» OBJECTIVE
Write out the data again in full, exactly as it reads.

» DATASET CONTENT
******************************
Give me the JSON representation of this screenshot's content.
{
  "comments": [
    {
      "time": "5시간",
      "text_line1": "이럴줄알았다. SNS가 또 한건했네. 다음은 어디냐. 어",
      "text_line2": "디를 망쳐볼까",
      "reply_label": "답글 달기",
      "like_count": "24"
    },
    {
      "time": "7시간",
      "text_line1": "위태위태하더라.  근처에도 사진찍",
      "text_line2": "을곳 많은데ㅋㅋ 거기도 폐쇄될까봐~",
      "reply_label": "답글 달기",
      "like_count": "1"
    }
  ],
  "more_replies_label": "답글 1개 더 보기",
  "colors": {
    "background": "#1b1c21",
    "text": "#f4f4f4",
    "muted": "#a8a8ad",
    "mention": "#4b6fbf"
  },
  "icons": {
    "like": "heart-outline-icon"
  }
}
******************************
» RESPONSE TO THE EXERCISE
Give me the JSON representation of this screenshot's content.
{
  "comments": [
    {
      "time": "5시간",
      "text_line1": "이럴줄알았다. SNS가 또 한건했네. 다음은 어디냐. 어",
      "text_line2": "디를 망쳐볼까",
      "reply_label": "답글 달기",
      "like_count": "24"
    },
    {
      "time": "7시간",
      "text_line1": "위태위태하더라.  근처에도 사진찍",
      "text_line2": "을곳 많은데ㅋㅋ 거기도 폐쇄될까봐~",
      "reply_label": "답글 달기",
      "like_count": "1"
    }
  ],
  "more_replies_label": "답글 1개 더 보기",
  "colors": {
    "background": "#1b1c21",
    "text": "#f4f4f4",
    "muted": "#a8a8ad",
    "mention": "#4b6fbf"
  },
  "icons": {
    "like": "heart-outline-icon"
  }
}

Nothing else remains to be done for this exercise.